Extract:

(begin)

A few years after this there was a successful invasion of the Carnatic country by Ala-ud-Din; but though the army returned with some booty Firishtah does not claim for him a decisive victory. He does, however, claim that the new Sultan extended his territory as far south as the river Tungabhadra, "the vicinity of the fortress of Adoni." Ala-ud-din died at the age of sixty-seven on Sunday, February 2, A.D. 1358,[39] and was succeeded by Muhammad Shah. The Raya of Vijayanagar had presented Ala-ud-din with a ruby of inestimable price, and this, set in a bird of paradise composed of precious stones, the Sultan placed in the canopy over his throne; but some say that this was done by Muhammad, and that the ruby was placed above his umbrella of State.

Early in the reign of Muhammad it was discovered that the gold and silver coins of the Bahrami Sultans were being melted down in large quantities by the Hindus of Vijayanagar and Warangal, and numbers of the merchants were put to death. At the same time Bukka I., supported by his friend at Warangal, demanded the restoration of certain territories,[40] and as the Sultan was not ready for war, he "during a year and a half kept the ambassadors of the Raies at his court, and sent his own to Beejanugger to amuse his enemies." Finally he resolved on war, and made extravagant counter-demands on the Hindus. Bukka joined forces with Warangal, and Muhammad waged war on the latter state, plundering the country up to the capital, and retiring only on receipt of a large indemnity. Firishtah does not relate that any further campaign was at that time initiated, and we are therefore free to suppose that the Muhammadans were unable to press their advantage. Warangal was not long left in peace, and it may be well to glance at its subsequent history before returning to the events of the reign of Bukka at Vijayanagar.

(end)

Data listing:
(begin)

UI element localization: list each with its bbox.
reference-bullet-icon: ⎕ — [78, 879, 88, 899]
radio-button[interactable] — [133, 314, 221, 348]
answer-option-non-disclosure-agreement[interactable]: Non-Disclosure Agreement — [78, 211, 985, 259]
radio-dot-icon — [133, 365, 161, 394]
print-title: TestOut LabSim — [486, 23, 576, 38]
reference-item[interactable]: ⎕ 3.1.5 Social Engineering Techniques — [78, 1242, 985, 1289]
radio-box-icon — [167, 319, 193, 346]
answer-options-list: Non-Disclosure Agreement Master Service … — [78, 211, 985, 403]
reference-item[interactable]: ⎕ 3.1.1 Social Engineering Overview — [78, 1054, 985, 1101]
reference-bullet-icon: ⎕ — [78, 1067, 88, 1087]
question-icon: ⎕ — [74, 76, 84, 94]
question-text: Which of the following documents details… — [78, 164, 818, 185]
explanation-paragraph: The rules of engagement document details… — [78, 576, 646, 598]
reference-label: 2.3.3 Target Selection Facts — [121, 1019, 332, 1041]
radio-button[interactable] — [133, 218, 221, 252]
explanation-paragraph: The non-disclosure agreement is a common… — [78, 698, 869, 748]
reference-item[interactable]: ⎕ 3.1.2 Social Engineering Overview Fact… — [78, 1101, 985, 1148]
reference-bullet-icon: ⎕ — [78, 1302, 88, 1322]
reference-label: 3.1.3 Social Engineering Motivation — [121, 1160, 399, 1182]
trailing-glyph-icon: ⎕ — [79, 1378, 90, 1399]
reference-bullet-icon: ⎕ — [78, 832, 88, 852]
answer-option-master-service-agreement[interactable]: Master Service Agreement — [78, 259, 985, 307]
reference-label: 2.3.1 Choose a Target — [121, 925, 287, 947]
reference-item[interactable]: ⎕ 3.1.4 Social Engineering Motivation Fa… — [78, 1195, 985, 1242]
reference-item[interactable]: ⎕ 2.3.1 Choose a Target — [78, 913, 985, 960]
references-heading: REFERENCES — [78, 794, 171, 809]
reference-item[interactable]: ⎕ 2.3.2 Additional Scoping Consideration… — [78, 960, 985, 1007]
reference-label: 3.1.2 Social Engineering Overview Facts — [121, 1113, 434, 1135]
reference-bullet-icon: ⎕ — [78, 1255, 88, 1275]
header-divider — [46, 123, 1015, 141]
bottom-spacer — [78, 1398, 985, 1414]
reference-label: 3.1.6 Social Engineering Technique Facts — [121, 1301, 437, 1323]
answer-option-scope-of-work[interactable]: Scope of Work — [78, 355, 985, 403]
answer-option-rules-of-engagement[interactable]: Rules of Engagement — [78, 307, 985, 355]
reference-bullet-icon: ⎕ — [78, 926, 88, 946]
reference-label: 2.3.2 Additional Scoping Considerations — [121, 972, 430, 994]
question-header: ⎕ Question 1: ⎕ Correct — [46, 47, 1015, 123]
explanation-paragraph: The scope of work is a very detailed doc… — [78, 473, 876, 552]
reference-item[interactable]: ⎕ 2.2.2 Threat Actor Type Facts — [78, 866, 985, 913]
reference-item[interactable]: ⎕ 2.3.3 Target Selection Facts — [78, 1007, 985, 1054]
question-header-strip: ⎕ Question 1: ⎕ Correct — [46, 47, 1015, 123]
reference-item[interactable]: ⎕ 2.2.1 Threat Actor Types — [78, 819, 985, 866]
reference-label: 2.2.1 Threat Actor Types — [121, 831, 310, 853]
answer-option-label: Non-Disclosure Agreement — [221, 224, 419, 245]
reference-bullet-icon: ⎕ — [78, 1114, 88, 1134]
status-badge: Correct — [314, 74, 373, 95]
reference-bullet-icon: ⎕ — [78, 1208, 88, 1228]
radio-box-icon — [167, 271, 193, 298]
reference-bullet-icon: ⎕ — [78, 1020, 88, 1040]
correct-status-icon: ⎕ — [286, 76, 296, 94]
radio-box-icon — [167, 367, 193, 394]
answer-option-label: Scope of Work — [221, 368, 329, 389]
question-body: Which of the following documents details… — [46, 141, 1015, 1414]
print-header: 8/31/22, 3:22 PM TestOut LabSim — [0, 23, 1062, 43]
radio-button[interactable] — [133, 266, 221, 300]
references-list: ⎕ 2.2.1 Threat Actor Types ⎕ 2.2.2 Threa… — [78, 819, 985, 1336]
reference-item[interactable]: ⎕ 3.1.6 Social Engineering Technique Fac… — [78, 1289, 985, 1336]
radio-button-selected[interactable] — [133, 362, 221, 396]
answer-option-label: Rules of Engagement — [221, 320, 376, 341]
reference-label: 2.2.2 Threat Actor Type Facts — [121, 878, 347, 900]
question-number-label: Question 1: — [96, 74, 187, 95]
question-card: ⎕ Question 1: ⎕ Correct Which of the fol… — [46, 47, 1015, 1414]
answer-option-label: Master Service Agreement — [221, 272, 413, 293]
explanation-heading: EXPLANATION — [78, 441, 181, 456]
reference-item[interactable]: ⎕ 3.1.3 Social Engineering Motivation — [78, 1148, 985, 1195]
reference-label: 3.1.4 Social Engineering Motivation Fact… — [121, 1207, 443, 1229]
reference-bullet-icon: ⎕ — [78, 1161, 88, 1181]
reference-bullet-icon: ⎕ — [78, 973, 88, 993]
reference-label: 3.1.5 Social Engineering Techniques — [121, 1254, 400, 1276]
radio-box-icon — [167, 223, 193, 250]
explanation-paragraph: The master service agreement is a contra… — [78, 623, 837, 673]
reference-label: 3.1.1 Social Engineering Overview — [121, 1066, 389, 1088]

(end)
(begin)

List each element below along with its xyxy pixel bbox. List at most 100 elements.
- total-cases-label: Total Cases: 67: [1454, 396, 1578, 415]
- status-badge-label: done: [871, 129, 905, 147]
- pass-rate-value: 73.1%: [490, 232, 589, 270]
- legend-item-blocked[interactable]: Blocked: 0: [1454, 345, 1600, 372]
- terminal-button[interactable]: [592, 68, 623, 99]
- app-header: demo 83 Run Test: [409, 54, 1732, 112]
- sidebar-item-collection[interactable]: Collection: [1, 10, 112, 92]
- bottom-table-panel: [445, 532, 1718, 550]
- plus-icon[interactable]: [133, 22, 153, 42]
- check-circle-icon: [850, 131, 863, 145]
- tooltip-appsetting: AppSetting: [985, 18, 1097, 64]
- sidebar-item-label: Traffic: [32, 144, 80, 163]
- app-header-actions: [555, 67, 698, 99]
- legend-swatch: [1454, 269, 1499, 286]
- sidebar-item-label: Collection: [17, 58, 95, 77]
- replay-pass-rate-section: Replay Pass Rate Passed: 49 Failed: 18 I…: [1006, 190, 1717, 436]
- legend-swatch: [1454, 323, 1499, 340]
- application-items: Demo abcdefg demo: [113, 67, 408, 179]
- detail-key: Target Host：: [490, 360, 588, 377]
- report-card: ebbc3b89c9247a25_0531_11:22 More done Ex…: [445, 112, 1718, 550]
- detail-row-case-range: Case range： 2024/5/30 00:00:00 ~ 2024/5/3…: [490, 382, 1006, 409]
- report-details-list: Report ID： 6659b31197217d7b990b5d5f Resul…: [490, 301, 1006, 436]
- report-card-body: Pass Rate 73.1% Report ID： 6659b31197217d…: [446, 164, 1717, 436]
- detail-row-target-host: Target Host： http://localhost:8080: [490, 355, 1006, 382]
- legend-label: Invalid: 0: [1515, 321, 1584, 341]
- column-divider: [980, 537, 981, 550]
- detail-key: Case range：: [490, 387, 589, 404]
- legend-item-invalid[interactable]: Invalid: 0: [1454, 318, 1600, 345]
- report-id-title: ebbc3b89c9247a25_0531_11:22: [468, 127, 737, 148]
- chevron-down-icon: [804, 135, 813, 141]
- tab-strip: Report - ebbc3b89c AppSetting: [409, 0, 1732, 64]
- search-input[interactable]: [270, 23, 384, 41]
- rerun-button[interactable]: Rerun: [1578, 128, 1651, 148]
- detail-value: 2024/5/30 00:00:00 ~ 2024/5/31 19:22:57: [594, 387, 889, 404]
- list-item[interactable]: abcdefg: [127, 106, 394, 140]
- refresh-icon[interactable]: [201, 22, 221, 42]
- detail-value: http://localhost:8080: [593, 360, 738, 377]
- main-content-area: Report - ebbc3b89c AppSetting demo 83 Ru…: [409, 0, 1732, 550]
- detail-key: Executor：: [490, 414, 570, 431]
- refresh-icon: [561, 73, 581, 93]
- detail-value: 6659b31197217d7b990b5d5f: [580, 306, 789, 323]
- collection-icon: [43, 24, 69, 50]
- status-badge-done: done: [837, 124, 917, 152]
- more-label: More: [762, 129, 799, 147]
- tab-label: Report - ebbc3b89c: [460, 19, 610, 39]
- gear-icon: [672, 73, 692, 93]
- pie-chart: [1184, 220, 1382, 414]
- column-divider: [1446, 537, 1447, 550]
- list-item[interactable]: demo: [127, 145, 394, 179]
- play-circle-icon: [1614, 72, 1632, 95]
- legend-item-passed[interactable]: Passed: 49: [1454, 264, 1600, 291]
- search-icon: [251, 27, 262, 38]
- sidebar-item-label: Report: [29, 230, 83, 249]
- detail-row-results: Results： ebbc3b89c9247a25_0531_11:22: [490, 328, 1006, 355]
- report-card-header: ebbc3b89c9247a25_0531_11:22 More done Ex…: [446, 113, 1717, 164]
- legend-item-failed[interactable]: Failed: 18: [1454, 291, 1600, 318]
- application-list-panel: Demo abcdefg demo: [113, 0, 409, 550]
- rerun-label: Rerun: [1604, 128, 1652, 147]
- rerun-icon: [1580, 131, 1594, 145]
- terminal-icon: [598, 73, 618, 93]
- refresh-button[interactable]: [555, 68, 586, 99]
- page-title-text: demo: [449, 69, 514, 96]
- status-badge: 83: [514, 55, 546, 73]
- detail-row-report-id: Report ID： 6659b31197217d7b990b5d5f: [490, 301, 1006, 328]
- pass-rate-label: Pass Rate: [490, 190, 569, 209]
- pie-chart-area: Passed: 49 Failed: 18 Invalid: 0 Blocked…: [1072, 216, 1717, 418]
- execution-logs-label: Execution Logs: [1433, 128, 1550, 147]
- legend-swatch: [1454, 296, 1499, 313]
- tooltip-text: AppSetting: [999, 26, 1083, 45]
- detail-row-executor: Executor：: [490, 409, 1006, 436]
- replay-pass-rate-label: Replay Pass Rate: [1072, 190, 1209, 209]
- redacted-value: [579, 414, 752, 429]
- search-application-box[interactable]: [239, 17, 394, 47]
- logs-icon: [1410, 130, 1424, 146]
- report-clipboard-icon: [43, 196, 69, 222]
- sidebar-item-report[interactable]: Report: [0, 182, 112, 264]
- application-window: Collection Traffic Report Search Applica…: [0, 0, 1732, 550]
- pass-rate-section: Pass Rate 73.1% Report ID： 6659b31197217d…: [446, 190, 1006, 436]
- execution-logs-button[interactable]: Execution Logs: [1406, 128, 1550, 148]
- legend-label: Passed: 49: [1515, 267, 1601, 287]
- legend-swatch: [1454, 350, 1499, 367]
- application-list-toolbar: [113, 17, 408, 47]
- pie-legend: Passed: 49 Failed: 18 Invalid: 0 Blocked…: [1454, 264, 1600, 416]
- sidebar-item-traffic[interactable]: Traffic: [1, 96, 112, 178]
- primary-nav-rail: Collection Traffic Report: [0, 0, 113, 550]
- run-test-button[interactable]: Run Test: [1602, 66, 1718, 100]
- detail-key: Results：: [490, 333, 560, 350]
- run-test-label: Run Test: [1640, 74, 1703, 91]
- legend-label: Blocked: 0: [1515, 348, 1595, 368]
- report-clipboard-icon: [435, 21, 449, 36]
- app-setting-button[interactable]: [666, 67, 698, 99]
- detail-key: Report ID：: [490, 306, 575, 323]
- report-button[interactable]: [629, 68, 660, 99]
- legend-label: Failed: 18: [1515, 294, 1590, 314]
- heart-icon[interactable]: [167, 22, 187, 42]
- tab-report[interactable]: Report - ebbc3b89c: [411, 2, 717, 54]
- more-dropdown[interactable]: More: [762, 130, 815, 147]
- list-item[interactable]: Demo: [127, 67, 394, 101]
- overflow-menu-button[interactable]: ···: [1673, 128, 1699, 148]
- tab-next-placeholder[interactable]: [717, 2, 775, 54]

(end)
(begin)

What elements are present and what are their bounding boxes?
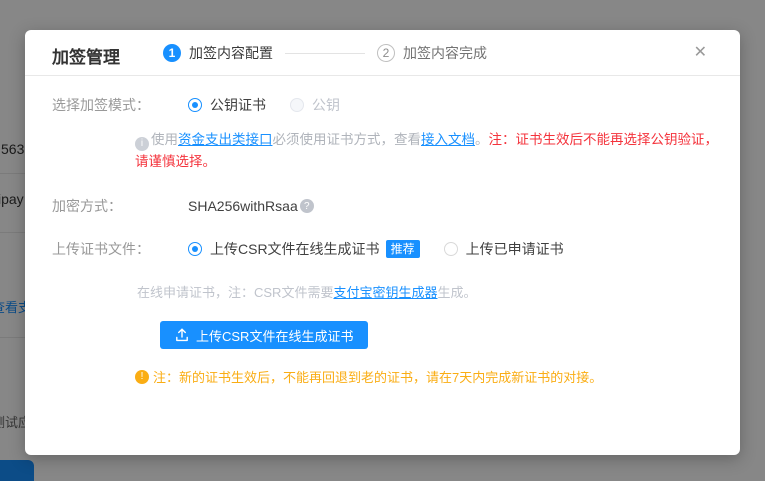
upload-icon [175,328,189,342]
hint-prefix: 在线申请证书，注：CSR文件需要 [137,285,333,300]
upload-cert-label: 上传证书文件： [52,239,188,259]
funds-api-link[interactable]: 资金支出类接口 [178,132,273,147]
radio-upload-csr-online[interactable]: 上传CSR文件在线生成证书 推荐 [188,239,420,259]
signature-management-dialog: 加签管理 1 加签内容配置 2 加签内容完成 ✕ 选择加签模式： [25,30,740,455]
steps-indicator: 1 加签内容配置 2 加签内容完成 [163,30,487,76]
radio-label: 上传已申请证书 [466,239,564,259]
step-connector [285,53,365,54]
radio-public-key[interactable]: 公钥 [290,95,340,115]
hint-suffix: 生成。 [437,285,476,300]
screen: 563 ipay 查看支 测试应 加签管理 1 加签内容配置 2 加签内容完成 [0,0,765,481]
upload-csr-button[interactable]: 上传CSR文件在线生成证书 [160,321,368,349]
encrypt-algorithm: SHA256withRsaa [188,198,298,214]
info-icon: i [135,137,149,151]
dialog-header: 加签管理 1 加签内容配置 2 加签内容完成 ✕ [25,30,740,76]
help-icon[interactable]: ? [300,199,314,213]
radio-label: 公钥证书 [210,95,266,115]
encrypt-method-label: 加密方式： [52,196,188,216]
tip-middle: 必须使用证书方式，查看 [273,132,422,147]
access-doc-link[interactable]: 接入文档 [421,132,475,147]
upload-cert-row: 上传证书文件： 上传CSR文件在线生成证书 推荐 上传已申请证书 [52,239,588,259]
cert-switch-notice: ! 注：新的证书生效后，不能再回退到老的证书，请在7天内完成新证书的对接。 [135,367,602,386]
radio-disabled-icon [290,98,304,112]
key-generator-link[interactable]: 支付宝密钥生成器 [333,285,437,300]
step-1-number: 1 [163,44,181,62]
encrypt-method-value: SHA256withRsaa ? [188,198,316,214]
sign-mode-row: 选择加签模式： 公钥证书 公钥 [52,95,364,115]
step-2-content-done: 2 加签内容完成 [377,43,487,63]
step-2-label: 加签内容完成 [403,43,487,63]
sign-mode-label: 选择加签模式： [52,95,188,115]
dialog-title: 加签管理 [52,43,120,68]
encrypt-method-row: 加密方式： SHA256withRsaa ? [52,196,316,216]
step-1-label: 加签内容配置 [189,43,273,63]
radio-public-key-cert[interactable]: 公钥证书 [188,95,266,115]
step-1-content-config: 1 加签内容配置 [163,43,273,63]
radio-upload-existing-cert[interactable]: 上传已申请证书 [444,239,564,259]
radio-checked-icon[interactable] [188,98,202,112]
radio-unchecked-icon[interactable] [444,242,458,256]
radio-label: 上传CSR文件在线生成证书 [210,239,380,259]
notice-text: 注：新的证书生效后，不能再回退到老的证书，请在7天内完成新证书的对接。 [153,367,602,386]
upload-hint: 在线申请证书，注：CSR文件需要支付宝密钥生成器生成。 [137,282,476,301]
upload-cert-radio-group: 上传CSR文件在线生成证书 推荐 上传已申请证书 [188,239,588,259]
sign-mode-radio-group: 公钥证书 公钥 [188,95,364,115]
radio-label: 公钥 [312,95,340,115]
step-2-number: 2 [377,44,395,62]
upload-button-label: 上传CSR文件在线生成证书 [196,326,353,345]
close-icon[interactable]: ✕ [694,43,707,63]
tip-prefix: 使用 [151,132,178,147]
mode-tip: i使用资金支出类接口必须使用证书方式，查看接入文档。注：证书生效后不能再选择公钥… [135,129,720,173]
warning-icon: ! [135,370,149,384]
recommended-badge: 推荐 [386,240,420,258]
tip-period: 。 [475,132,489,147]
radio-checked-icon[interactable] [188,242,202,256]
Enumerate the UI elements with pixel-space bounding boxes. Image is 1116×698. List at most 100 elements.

(end)

Copy out the whole passage above about Ala-ud-Din and Muhammad Shah word for word.

Result for this task:
A few years after this there was a successful invasion of the Carnatic country by Ala-ud-Din; but though the army returned with some booty Firishtah does not claim for him a decisive victory. He does, however, claim that the new Sultan extended his territory as far south as the river Tungabhadra, "the vicinity of the fortress of Adoni." Ala-ud-din died at the age of sixty-seven on Sunday, February 2, A.D. 1358,[39] and was succeeded by Muhammad Shah. The Raya of Vijayanagar had presented Ala-ud-din with a ruby of inestimable price, and this, set in a bird of paradise composed of precious stones, the Sultan placed in the canopy over his throne; but some say that this was done by Muhammad, and that the ruby was placed above his umbrella of State.

Early in the reign of Muhammad it was discovered that the gold and silver coins of the Bahrami Sultans were being melted down in large quantities by the Hindus of Vijayanagar and Warangal, and numbers of the merchants were put to death. At the same time Bukka I., supported by his friend at Warangal, demanded the restoration of certain territories,[40] and as the Sultan was not ready for war, he "during a year and a half kept the ambassadors of the Raies at his court, and sent his own to Beejanugger to amuse his enemies." Finally he resolved on war, and made extravagant counter-demands on the Hindus. Bukka joined forces with Warangal, and Muhammad waged war on the latter state, plundering the country up to the capital, and retiring only on receipt of a large indemnity. Firishtah does not relate that any further campaign was at that time initiated, and we are therefore free to suppose that the Muhammadans were unable to press their advantage. Warangal was not long left in peace, and it may be well to glance at its subsequent history before returning to the events of the reign of Bukka at Vijayanagar.